* start *

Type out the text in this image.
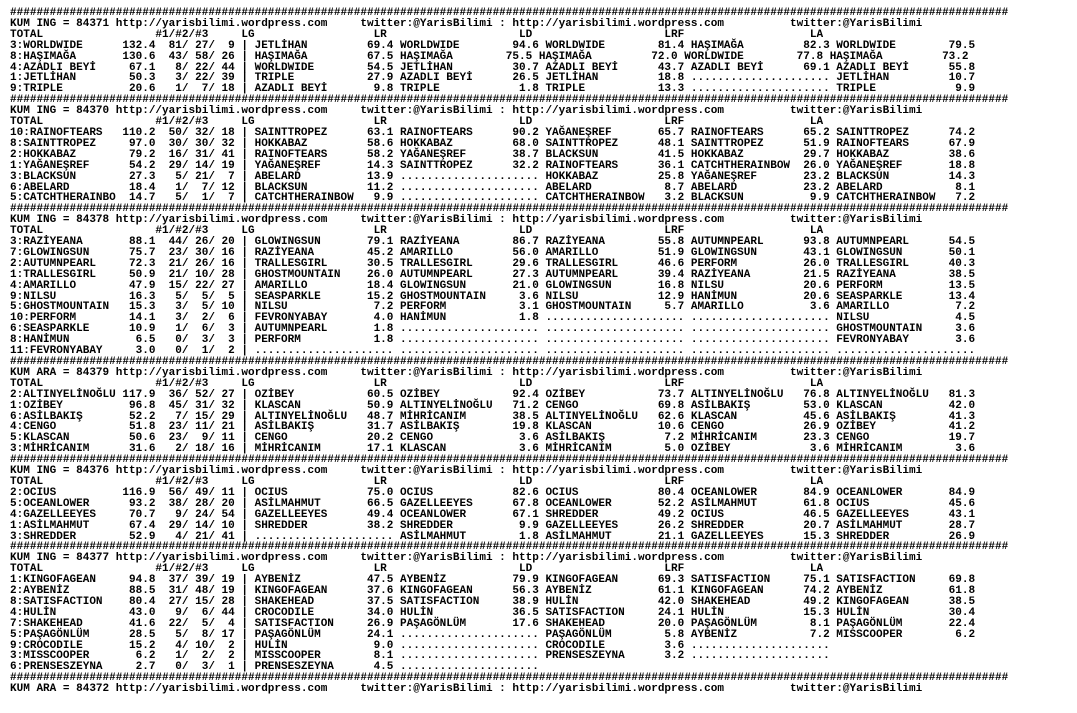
#######################################################################################################################################################
KUM ING = 84371 http://yarisbilimi.wordpress.com     twitter:@YarisBilimi : http://yarisbilimi.wordpress.com          twitter:@YarisBilimi
TOTAL                 #1/#2/#3     LG                  LR                    LD                    LRF                   LA
3:WORLDWIDE      132.4  81/ 27/  9 | JETLİHAN         69.4 WORLDWIDE        94.6 WORLDWIDE        81.4 HAŞIMAĞA         82.3 WORLDWIDE        79.5
8:HAŞIMAĞA       130.6  43/ 58/ 26 | HAŞIMAĞA         67.5 HAŞIMAĞA        75.5 HAŞIMAĞA         72.0 WORLDWIDE        77.8 HAŞIMAĞA         73.2
4:AZADLI BEYİ     67.1   8/ 22/ 44 | WORLDWIDE        54.5 JETLİHAN         30.7 AZADLI BEYİ      43.7 AZADLI BEYİ      69.1 AZADLI BEYİ      55.8
1:JETLİHAN        50.3   3/ 22/ 39 | TRIPLE           27.9 AZADLI BEYİ      26.5 JETLİHAN         18.8 ..................... JETLİHAN         10.7
9:TRIPLE          20.6   1/  7/ 18 | AZADLI BEYİ       9.8 TRIPLE            1.8 TRIPLE           13.3 ..................... TRIPLE            9.9
#######################################################################################################################################################
KUM ING = 84370 http://yarisbilimi.wordpress.com     twitter:@YarisBilimi : http://yarisbilimi.wordpress.com          twitter:@YarisBilimi
TOTAL                 #1/#2/#3     LG                  LR                    LD                    LRF                   LA
10:RAINOFTEARS   110.2  50/ 32/ 18 | SAINTTROPEZ      63.1 RAINOFTEARS      90.2 YAĞANEŞREF       65.7 RAINOFTEARS      65.2 SAINTTROPEZ      74.2
8:SAINTTROPEZ     97.0  30/ 30/ 32 | HOKKABAZ         58.6 HOKKABAZ         68.0 SAINTTROPEZ      48.1 SAINTTROPEZ      51.9 RAINOFTEARS      67.9
2:HOKKABAZ        79.2  16/ 31/ 41 | RAINOFTEARS      58.2 YAĞANEŞREF       38.7 BLACKSUN         41.5 HOKKABAZ         29.7 HOKKABAZ         38.6
1:YAĞANEŞREF      54.2  29/ 14/ 19 | YAĞANEŞREF       14.3 SAINTTROPEZ      32.2 RAINOFTEARS      36.1 CATCHTHERAINBOW  26.0 YAĞANEŞREF       18.8
3:BLACKSUN        27.3   5/ 21/  7 | ABELARD          13.9 ..................... HOKKABAZ         25.8 YAĞANEŞREF       23.2 BLACKSUN         14.3
6:ABELARD         18.4   1/  7/ 12 | BLACKSUN         11.2 ..................... ABELARD           8.7 ABELARD          23.2 ABELARD           8.1
5:CATCHTHERAINBO  14.7   5/  1/  7 | CATCHTHERAINBOW   9.9 ..................... CATCHTHERAINBOW   3.2 BLACKSUN          9.9 CATCHTHERAINBOW   7.2
#######################################################################################################################################################
KUM ING = 84378 http://yarisbilimi.wordpress.com     twitter:@YarisBilimi : http://yarisbilimi.wordpress.com          twitter:@YarisBilimi
TOTAL                 #1/#2/#3     LG                  LR                    LD                    LRF                   LA
3:RAZİYEANA       88.1  44/ 26/ 20 | GLOWINGSUN       79.1 RAZİYEANA        86.7 RAZİYEANA        55.8 AUTUMNPEARL      93.8 AUTUMNPEARL      54.5
7:GLOWINGSUN      75.7  23/ 30/ 16 | RAZİYEANA        45.2 AMARILLO         56.0 AMARILLO         51.9 GLOWINGSUN       43.1 GLOWINGSUN       50.1
2:AUTUMNPEARL     72.3  21/ 26/ 16 | TRALLESGIRL      30.5 TRALLESGIRL      29.6 TRALLESGIRL      46.6 PERFORM          26.0 TRALLESGIRL      40.3
1:TRALLESGIRL     50.9  21/ 10/ 28 | GHOSTMOUNTAIN    26.0 AUTUMNPEARL      27.3 AUTUMNPEARL      39.4 RAZİYEANA        21.5 RAZİYEANA        38.5
4:AMARILLO        47.9  15/ 22/ 27 | AMARILLO         18.4 GLOWINGSUN       21.0 GLOWINGSUN       16.8 NILSU            20.6 PERFORM          13.5
9:NILSU           16.3   5/  5/  5 | SEASPARKLE       15.2 GHOSTMOUNTAIN     3.6 NILSU            12.9 HANİMUN          20.6 SEASPARKLE       13.4
5:GHOSTMOUNTAIN   15.3   3/  5/ 10 | NILSU             7.2 PERFORM           3.1 GHOSTMOUNTAIN     5.7 AMARILLO          3.6 AMARILLO          7.2
10:PERFORM        14.1   3/  2/  6 | FEVRONYABAY       4.0 HANİMUN           1.8 ..................... ..................... NILSU             4.5
6:SEASPARKLE      10.9   1/  6/  3 | AUTUMNPEARL       1.8 ..................... ..................... ..................... GHOSTMOUNTAIN     3.6
8:HANİMUN          6.5   0/  3/  3 | PERFORM           1.8 ..................... ..................... ..................... FEVRONYABAY       3.6
11:FEVRONYABAY     3.0   0/  1/  2 | ..................... ..................... ..................... ..................... .....................
#######################################################################################################################################################
KUM ARA = 84379 http://yarisbilimi.wordpress.com     twitter:@YarisBilimi : http://yarisbilimi.wordpress.com          twitter:@YarisBilimi
TOTAL                 #1/#2/#3     LG                  LR                    LD                    LRF                   LA
2:ALTINYELİNOĞLU 117.9  36/ 52/ 27 | OZİBEY           60.5 OZİBEY           92.4 OZİBEY           73.7 ALTINYELİNOĞLU   76.8 ALTINYELİNOĞLU   81.3
1:OZİBEY          96.8  45/ 31/ 32 | KLASCAN          50.9 ALTINYELİNOĞLU   71.2 CENGO            69.8 ASİLBAKIŞ        53.0 KLASCAN          42.0
6:ASİLBAKIŞ       52.2   7/ 15/ 29 | ALTINYELİNOĞLU   48.7 MİHRİCANIM       38.5 ALTINYELİNOĞLU   62.6 KLASCAN          45.6 ASİLBAKIŞ        41.3
4:CENGO           51.8  23/ 11/ 21 | ASİLBAKIŞ        31.7 ASİLBAKIŞ        19.8 KLASCAN          10.6 CENGO            26.9 OZİBEY           41.2
5:KLASCAN         50.6  23/  9/ 11 | CENGO            20.2 CENGO             3.6 ASİLBAKIŞ         7.2 MİHRİCANIM       23.3 CENGO            19.7
3:MİHRİCANIM      31.6   2/ 18/ 16 | MİHRİCANIM       17.1 KLASCAN           3.6 MİHRİCANIM        5.0 OZİBEY            3.6 MİHRİCANIM        3.6
#######################################################################################################################################################
KUM ING = 84376 http://yarisbilimi.wordpress.com     twitter:@YarisBilimi : http://yarisbilimi.wordpress.com          twitter:@YarisBilimi
TOTAL                 #1/#2/#3     LG                  LR                    LD                    LRF                   LA
2:OCIUS          116.9  56/ 49/ 11 | OCIUS            75.0 OCIUS            82.6 OCIUS            80.4 OCEANLOWER       84.9 OCEANLOWER       84.9
5:OCEANLOWER      93.2  38/ 28/ 20 | ASİLMAHMUT       66.5 GAZELLEEYES      67.8 OCEANLOWER       52.2 ASİLMAHMUT       61.8 OCIUS            45.6
4:GAZELLEEYES     70.7   9/ 24/ 54 | GAZELLEEYES      49.4 OCEANLOWER       67.1 SHREDDER         49.2 OCIUS            46.5 GAZELLEEYES      43.1
1:ASİLMAHMUT      67.4  29/ 14/ 10 | SHREDDER         38.2 SHREDDER          9.9 GAZELLEEYES      26.2 SHREDDER         20.7 ASİLMAHMUT       28.7
3:SHREDDER        52.9   4/ 21/ 41 | ..................... ASİLMAHMUT        1.8 ASİLMAHMUT       21.1 GAZELLEEYES      15.3 SHREDDER         26.9
#######################################################################################################################################################
KUM ING = 84377 http://yarisbilimi.wordpress.com     twitter:@YarisBilimi : http://yarisbilimi.wordpress.com          twitter:@YarisBilimi
TOTAL                 #1/#2/#3     LG                  LR                    LD                    LRF                   LA
1:KINGOFAGEAN     94.8  37/ 39/ 19 | AYBENİZ          47.5 AYBENİZ          79.9 KINGOFAGEAN      69.3 SATISFACTION     75.1 SATISFACTION     69.8
2:AYBENİZ         88.5  31/ 48/ 19 | KINGOFAGEAN      37.6 KINGOFAGEAN      56.3 AYBENİZ          61.1 KINGOFAGEAN      74.2 AYBENİZ          61.8
8:SATISFACTION    80.4  27/ 15/ 28 | SHAKEHEAD        37.5 SATISFACTION     38.9 HULİN            42.0 SHAKEHEAD        49.2 KINGOFAGEAN      38.5
4:HULİN           43.0   9/  6/ 44 | CROCODILE        34.0 HULİN            36.5 SATISFACTION     24.1 HULİN            15.3 HULİN            30.4
7:SHAKEHEAD       41.6  22/  5/  4 | SATISFACTION     26.9 PAŞAGÖNLÜM       17.6 SHAKEHEAD        20.0 PAŞAGÖNLÜM        8.1 PAŞAGÖNLÜM       22.4
5:PAŞAGÖNLÜM      28.5   5/  8/ 17 | PAŞAGÖNLÜM       24.1 ..................... PAŞAGÖNLÜM        5.8 AYBENİZ           7.2 MISSCOOPER        6.2
9:CROCODILE       15.2   4/ 10/  2 | HULİN             9.0 ..................... CROCODILE         3.6 .....................
3:MISSCOOPER       6.2   1/  2/  2 | MISSCOOPER        8.1 ..................... PRENSESZEYNA      3.2 .....................
6:PRENSESZEYNA     2.7   0/  3/  1 | PRENSESZEYNA      4.5 .....................
#######################################################################################################################################################
KUM ARA = 84372 http://yarisbilimi.wordpress.com     twitter:@YarisBilimi : http://yarisbilimi.wordpress.com          twitter:@YarisBilimi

* end *

# [WHAT IS ASKED]
Sift the material for lines with the string "SEASPARKLE". Copy each one found.

# [FINAL ANSWER]
9:NILSU           16.3   5/  5/  5 | SEASPARKLE       15.2 GHOSTMOUNTAIN     3.6 NILSU            12.9 HANİMUN          20.6 SEASPARKLE       13.4
6:SEASPARKLE      10.9   1/  6/  3 | AUTUMNPEARL       1.8 ..................... ..................... ..................... GHOSTMOUNTAIN     3.6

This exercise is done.